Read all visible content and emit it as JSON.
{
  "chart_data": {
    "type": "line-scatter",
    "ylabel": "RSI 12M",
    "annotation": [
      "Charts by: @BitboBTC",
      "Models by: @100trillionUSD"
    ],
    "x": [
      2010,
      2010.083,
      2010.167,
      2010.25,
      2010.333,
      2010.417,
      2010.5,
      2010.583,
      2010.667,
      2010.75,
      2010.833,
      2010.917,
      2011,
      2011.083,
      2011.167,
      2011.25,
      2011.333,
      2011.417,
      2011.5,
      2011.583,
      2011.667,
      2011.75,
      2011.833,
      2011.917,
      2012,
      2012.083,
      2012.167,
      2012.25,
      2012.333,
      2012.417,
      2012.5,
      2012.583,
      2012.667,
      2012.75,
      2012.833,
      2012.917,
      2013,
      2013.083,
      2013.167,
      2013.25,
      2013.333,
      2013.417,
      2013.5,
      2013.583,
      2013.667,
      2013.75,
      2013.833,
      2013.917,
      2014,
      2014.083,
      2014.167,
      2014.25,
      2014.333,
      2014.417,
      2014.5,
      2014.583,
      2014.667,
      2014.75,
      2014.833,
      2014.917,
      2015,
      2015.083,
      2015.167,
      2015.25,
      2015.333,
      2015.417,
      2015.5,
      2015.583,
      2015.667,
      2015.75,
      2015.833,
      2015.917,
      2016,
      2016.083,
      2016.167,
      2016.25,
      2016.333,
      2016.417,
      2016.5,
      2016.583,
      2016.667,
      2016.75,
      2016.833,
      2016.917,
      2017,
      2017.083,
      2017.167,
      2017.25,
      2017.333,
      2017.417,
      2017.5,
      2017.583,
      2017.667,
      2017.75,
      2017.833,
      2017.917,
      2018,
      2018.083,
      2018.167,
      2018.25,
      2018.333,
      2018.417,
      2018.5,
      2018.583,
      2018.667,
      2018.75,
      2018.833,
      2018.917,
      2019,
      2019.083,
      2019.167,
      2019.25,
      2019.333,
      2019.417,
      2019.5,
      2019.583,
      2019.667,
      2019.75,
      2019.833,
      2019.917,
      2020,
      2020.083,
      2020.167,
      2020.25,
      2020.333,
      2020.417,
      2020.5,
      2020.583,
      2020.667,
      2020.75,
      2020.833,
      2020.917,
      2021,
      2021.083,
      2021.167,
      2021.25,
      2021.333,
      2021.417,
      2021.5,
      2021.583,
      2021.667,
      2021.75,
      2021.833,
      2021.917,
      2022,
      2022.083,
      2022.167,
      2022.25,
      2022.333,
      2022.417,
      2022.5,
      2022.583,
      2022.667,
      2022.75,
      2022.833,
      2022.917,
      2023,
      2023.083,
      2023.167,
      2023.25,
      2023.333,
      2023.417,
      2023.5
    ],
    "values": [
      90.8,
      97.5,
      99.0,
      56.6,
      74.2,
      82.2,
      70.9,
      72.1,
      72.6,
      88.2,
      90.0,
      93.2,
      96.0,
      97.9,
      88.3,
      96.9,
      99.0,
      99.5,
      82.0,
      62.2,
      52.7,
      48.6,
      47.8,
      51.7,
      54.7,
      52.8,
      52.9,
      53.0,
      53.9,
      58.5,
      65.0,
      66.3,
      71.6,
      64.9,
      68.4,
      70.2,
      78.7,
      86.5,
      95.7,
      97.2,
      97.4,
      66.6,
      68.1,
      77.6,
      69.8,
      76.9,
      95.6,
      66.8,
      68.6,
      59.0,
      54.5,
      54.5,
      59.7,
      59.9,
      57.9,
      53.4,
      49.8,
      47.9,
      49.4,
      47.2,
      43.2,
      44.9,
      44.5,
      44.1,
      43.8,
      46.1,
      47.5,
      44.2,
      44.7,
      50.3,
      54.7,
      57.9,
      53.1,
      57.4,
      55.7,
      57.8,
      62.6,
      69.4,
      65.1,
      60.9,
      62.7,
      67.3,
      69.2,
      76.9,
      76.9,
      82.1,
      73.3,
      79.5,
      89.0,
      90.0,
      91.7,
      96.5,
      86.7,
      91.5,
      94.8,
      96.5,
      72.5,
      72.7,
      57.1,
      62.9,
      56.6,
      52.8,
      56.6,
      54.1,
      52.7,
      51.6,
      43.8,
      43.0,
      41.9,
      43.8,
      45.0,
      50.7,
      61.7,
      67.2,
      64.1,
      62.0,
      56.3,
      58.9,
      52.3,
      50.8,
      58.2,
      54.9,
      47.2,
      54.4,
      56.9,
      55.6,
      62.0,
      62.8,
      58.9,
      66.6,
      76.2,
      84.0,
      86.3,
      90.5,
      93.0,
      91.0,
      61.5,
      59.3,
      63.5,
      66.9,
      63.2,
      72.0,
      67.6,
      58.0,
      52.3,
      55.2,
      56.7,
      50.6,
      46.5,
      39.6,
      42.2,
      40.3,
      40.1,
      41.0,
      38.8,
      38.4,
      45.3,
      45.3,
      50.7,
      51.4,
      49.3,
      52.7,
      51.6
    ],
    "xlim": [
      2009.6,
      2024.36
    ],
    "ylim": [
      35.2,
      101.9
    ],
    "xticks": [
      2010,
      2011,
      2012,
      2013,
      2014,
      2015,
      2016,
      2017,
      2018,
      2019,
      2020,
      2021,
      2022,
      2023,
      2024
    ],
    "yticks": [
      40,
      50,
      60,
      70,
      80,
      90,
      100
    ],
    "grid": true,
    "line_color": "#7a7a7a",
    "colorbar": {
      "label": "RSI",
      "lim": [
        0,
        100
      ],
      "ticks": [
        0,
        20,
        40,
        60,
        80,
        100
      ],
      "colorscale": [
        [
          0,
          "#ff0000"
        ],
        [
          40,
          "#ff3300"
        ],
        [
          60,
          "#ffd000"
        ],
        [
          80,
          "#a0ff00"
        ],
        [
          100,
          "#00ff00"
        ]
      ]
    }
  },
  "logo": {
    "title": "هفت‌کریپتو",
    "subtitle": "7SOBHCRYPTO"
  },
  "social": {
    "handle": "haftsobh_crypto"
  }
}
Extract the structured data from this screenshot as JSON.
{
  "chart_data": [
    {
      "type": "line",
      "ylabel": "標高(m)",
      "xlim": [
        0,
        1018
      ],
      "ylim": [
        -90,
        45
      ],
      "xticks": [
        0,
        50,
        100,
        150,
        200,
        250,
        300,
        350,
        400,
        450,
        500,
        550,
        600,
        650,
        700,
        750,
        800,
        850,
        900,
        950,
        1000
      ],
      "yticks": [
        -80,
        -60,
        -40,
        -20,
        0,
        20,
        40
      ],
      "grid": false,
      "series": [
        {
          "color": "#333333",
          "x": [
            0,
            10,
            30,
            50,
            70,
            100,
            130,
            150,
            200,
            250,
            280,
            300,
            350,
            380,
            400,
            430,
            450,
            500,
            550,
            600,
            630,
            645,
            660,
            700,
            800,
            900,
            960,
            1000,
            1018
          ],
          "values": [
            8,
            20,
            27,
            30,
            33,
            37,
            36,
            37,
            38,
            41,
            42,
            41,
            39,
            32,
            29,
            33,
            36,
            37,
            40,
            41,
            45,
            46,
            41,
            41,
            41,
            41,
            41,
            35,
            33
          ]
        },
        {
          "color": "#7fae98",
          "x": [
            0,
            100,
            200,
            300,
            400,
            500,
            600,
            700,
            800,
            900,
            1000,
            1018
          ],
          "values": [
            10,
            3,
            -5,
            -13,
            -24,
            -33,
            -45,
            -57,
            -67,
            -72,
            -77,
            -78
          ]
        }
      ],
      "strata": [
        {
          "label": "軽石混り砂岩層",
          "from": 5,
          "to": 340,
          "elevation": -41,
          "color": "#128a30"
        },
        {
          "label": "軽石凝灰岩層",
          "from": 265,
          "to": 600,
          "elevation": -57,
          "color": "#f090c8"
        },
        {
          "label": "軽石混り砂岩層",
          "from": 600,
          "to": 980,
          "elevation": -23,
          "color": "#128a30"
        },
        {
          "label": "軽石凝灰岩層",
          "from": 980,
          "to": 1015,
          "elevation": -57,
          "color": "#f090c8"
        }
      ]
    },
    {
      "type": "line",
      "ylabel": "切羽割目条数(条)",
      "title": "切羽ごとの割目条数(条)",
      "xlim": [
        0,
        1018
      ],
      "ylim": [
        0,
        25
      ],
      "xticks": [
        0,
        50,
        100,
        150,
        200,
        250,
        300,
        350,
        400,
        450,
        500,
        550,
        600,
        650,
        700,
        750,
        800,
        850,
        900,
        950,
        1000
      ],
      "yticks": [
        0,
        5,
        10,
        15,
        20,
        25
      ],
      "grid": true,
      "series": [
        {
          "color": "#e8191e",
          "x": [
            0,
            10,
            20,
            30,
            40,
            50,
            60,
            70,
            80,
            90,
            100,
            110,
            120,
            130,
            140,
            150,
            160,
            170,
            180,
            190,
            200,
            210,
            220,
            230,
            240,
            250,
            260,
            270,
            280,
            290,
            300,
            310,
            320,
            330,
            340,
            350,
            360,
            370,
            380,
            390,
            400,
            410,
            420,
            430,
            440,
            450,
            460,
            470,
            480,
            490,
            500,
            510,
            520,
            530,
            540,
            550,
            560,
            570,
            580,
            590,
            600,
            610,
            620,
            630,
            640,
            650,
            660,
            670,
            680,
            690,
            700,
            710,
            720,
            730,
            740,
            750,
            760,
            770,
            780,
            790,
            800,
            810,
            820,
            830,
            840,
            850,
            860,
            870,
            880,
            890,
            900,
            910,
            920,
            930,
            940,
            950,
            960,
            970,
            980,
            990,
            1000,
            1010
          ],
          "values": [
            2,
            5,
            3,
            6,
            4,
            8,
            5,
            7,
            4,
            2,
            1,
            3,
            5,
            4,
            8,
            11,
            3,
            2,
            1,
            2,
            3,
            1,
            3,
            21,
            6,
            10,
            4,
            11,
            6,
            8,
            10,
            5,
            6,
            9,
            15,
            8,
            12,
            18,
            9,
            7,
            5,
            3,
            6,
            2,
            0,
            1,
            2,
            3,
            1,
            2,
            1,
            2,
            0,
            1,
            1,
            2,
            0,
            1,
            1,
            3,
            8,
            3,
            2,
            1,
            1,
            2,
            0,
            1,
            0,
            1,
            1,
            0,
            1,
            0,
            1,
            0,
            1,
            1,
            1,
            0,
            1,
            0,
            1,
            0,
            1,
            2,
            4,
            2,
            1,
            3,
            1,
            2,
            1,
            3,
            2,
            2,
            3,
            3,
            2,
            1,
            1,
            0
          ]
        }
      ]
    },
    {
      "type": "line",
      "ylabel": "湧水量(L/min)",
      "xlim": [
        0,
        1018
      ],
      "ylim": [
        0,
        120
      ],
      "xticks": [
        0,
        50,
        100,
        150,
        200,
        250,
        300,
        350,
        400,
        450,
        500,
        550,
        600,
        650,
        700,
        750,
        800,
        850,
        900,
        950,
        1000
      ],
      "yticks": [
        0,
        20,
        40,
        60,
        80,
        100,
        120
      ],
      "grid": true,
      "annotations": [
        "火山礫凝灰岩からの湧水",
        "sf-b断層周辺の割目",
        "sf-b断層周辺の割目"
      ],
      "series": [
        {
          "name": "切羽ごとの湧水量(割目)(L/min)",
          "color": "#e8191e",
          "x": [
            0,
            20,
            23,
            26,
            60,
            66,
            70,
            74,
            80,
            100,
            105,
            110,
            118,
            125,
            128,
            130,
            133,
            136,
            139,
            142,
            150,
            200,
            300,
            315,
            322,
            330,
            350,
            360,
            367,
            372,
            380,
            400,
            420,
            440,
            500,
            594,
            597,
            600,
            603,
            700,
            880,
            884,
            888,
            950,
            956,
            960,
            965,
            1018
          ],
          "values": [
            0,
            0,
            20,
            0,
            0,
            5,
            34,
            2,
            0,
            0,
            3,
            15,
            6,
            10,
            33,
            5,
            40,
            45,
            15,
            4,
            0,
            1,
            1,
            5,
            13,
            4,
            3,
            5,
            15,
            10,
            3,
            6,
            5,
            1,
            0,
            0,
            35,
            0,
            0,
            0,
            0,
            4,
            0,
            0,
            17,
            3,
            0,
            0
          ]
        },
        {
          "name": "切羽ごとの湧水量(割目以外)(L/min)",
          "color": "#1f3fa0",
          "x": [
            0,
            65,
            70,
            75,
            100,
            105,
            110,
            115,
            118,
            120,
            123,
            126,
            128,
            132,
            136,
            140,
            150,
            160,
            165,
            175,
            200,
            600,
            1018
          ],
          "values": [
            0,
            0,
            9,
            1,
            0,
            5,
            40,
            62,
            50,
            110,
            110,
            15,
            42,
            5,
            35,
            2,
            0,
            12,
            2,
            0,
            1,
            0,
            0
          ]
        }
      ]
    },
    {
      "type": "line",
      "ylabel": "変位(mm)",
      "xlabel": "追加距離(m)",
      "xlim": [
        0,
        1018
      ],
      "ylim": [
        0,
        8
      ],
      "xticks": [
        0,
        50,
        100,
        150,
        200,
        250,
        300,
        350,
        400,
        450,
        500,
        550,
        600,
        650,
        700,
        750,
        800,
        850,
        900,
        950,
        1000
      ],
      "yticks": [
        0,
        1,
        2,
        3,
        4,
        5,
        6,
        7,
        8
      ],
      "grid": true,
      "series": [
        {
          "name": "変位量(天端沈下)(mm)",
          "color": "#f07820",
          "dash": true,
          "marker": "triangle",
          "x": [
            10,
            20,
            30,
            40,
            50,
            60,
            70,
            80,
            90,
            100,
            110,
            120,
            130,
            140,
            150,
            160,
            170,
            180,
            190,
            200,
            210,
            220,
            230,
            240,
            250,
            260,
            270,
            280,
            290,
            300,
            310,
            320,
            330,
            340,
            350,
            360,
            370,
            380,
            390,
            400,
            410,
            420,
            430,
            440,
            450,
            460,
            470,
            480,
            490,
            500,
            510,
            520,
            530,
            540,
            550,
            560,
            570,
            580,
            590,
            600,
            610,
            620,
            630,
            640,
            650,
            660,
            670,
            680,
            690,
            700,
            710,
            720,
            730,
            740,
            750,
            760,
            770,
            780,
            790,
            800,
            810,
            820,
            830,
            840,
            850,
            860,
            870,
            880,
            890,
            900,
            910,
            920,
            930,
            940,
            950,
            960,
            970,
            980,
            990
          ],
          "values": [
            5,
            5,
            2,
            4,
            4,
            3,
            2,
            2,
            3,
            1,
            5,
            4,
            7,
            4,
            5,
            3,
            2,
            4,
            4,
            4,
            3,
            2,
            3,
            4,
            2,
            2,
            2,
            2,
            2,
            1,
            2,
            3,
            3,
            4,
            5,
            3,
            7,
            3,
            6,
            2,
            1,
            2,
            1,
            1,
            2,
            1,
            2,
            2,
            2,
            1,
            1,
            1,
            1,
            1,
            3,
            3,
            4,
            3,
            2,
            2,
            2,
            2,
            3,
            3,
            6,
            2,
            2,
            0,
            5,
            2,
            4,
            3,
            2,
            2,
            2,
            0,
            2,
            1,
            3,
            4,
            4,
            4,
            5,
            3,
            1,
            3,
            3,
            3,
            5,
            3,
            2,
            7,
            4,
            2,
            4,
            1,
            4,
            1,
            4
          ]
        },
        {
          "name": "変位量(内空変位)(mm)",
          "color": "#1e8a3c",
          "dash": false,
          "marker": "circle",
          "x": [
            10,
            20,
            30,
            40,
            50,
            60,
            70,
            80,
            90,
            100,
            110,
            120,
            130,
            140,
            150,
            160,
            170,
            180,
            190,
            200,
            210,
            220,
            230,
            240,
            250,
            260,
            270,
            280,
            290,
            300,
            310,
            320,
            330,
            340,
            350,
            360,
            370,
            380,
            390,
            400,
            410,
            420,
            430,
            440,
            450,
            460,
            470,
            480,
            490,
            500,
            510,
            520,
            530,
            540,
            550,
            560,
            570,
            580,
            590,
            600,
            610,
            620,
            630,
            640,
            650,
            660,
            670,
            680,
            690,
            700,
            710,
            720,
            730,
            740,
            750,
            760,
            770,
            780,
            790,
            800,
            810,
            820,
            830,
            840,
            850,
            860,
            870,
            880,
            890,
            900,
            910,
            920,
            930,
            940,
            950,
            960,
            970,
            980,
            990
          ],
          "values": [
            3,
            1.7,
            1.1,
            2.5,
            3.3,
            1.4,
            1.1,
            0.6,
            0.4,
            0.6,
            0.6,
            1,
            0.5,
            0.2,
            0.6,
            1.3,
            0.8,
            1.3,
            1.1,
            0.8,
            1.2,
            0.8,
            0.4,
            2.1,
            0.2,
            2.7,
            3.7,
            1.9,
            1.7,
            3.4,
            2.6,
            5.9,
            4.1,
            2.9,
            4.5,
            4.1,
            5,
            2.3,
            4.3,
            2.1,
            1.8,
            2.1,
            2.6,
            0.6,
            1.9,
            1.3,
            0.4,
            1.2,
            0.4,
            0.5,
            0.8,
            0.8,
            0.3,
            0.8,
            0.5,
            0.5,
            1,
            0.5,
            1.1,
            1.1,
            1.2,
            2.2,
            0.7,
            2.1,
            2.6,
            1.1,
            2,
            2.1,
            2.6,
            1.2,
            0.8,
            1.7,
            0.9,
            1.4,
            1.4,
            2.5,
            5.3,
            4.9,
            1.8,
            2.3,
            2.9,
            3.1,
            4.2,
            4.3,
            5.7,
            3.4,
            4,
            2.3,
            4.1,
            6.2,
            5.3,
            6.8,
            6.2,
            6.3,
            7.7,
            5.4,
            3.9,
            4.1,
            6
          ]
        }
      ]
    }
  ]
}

● PROBLEM TO SOLVE
Find each line in the records holding the string "elevation" and show it.

● SOLUTION TO THIS TASK
          "elevation": -41,
          "elevation": -57,
          "elevation": -23,
          "elevation": -57,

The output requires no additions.